◆ **Instructions to follow**:
"power" appears in how many lines of the entries? State only the number.

◆ **Data listing**:

^^^^^^^^^^^^^^^^

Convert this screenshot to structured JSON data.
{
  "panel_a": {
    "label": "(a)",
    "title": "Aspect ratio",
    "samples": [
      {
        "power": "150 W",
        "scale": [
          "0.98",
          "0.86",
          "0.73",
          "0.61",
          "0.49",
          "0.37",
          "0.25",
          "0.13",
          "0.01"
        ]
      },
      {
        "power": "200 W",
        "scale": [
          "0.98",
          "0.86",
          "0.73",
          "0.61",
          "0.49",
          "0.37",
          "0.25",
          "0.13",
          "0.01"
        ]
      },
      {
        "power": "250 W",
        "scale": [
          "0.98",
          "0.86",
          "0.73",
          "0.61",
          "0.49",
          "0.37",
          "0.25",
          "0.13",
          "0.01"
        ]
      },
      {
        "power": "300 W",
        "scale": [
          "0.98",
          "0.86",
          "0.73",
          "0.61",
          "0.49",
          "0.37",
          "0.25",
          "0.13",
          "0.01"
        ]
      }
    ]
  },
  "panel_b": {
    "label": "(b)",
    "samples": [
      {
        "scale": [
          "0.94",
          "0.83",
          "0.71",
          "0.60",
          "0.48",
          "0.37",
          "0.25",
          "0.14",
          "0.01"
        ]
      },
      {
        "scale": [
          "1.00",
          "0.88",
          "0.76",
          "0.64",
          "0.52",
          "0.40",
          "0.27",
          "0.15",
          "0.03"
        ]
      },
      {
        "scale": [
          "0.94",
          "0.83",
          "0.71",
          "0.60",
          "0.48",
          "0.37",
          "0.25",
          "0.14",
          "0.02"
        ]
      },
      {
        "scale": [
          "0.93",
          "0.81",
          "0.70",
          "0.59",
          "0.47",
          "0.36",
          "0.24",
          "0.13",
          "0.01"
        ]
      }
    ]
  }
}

^^^^^^^^^^^^^^^^

◆ **Task answer**:
4